> [Short task]
Gather each line of the entries below that includes "this".

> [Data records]

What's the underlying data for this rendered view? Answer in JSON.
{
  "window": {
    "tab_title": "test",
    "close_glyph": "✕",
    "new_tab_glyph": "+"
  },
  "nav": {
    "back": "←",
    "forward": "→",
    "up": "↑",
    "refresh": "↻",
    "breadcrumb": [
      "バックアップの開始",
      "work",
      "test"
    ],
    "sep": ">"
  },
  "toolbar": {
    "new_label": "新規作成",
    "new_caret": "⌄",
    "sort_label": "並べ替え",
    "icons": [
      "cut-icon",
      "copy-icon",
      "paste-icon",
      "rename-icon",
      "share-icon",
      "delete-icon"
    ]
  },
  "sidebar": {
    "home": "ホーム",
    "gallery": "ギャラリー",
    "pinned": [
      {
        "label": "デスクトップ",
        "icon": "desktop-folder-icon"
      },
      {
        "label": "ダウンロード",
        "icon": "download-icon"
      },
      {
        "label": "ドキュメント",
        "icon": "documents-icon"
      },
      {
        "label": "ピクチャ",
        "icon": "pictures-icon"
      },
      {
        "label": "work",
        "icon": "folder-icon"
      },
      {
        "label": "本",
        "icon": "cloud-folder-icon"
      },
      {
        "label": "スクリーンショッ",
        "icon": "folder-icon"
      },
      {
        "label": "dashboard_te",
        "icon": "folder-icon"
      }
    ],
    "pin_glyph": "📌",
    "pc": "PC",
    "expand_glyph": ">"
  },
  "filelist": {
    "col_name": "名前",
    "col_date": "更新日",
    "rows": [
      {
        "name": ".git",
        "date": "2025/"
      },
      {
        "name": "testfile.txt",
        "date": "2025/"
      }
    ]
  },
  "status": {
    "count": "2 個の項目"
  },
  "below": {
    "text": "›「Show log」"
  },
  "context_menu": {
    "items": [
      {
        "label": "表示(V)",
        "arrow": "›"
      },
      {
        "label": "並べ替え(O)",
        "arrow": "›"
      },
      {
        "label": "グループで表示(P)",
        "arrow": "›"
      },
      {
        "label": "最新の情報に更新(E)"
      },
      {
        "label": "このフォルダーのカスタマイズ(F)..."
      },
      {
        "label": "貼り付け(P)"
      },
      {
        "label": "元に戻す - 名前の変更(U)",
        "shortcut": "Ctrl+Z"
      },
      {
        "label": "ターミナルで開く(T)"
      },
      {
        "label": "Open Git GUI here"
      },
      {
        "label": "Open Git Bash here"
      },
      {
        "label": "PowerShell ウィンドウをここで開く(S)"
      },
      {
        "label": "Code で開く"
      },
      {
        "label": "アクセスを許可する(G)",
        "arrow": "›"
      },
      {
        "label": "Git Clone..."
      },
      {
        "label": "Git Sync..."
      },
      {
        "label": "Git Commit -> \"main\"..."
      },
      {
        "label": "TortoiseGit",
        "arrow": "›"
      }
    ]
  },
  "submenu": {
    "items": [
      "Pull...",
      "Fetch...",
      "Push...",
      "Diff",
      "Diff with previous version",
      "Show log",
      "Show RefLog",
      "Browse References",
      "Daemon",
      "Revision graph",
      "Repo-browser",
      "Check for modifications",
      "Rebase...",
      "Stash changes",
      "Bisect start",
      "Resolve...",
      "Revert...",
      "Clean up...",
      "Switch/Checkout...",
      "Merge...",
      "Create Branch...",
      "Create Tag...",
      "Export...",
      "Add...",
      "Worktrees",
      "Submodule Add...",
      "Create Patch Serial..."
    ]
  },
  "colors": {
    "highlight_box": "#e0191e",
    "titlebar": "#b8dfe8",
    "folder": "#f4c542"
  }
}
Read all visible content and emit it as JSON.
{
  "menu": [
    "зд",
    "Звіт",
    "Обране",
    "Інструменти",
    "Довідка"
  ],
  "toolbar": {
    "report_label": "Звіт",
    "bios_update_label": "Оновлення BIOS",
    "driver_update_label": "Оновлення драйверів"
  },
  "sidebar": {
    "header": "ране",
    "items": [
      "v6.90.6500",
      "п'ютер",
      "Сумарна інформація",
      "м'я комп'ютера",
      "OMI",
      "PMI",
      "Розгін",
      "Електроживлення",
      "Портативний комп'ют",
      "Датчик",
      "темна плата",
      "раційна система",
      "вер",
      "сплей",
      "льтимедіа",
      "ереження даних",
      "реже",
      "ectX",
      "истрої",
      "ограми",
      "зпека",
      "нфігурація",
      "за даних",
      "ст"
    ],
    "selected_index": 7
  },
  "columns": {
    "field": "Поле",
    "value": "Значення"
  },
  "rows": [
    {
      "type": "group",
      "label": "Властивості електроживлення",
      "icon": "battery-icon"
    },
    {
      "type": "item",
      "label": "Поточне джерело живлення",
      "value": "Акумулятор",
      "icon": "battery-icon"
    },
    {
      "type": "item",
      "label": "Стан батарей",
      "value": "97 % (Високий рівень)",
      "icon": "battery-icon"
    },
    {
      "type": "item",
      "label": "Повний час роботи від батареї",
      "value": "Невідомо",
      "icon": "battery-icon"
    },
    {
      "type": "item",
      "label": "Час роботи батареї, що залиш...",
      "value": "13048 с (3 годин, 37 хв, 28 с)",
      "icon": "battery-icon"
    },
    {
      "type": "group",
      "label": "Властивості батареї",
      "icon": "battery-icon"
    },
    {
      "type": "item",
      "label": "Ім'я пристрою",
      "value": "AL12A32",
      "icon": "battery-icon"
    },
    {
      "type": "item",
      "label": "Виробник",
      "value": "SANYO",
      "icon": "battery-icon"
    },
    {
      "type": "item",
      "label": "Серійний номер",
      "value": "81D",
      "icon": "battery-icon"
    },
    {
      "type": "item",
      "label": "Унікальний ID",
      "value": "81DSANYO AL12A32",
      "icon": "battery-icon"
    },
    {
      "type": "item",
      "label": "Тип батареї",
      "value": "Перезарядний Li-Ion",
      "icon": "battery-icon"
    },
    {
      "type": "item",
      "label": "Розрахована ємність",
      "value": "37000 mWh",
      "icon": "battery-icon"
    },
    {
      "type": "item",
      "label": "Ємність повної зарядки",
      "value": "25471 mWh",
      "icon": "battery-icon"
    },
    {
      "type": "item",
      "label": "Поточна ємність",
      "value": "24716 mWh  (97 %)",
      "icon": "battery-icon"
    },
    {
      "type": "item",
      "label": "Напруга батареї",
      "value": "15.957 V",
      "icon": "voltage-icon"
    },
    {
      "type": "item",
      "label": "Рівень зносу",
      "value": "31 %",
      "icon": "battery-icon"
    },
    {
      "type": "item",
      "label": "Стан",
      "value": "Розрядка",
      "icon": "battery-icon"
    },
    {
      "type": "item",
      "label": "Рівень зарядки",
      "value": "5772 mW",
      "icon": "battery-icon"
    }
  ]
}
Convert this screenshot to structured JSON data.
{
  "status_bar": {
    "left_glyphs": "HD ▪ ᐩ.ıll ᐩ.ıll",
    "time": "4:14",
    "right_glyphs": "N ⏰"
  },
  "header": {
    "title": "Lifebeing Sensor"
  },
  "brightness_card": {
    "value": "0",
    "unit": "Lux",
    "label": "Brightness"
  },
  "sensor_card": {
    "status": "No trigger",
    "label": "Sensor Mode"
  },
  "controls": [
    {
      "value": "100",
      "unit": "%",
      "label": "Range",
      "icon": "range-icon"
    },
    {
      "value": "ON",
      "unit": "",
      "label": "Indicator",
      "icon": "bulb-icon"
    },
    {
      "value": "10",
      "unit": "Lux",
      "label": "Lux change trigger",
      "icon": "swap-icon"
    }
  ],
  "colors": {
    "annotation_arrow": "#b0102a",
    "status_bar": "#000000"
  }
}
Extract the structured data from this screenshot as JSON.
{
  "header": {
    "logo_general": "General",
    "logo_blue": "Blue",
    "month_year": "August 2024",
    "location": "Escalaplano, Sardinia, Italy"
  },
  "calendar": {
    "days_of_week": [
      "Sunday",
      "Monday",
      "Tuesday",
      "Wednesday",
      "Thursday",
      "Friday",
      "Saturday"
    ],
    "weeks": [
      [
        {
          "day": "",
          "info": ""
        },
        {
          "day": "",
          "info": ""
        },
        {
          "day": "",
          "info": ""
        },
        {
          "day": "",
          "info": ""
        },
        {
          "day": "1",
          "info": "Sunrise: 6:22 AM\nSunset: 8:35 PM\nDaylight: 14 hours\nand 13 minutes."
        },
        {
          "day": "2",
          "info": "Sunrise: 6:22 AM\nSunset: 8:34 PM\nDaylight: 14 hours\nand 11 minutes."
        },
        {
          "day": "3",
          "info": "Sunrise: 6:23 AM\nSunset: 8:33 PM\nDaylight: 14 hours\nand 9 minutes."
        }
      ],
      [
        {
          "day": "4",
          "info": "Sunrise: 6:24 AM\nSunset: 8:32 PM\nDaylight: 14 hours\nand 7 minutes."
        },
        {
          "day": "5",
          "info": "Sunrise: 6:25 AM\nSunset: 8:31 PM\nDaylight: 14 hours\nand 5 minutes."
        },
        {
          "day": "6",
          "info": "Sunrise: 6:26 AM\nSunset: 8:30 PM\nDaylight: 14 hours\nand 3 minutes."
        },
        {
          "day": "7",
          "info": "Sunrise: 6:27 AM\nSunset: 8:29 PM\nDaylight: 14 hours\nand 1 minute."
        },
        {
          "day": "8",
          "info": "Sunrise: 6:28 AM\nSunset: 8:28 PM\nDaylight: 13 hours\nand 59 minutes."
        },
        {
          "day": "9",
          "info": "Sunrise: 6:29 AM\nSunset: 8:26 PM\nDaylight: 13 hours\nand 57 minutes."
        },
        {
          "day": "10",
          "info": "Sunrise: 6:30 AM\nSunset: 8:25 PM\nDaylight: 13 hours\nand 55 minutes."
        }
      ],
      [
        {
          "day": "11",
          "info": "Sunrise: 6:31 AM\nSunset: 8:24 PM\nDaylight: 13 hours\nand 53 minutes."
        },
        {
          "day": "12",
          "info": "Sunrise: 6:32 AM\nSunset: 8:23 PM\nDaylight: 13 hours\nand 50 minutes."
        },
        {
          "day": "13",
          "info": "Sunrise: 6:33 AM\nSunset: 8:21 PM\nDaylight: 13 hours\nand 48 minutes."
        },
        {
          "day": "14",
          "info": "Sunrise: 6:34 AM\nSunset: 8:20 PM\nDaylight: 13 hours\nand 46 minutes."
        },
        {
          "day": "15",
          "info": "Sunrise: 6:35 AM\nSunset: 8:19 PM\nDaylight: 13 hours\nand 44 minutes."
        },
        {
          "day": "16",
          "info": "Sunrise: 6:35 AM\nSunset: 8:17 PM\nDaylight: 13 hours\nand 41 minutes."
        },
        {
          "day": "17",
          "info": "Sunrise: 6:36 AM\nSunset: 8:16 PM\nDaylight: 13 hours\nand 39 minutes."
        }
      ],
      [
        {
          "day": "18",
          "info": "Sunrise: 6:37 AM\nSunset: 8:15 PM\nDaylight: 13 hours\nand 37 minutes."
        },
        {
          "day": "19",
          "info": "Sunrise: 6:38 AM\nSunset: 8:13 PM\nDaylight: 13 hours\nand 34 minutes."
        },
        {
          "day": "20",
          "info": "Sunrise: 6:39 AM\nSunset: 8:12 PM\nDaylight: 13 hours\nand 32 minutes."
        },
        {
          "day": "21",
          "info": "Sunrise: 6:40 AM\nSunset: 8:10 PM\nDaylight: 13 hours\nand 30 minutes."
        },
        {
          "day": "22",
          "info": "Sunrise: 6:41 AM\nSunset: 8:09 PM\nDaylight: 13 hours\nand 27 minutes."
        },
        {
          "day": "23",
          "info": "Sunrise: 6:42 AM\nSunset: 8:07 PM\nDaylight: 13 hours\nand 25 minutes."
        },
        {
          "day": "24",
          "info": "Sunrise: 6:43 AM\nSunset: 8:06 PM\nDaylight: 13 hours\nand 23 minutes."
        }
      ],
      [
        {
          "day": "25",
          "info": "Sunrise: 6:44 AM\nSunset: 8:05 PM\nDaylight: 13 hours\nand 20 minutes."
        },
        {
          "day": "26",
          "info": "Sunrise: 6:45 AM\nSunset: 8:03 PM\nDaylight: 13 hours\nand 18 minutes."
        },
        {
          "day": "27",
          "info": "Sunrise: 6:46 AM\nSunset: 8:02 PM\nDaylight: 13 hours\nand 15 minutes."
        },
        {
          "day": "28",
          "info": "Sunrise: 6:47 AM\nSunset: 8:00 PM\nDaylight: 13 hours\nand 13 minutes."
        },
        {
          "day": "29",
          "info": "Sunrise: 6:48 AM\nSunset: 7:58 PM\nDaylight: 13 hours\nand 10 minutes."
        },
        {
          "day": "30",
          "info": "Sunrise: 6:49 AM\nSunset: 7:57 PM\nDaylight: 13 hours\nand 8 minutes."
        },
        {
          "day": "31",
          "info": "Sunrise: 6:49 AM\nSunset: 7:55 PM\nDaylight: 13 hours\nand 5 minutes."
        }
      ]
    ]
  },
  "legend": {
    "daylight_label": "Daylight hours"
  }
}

> [Answer in full]
What's the underlying data for this rendered view? Answer in JSON.
Convert this screenshot to structured JSON data.
Extract the structured data from this screenshot as JSON.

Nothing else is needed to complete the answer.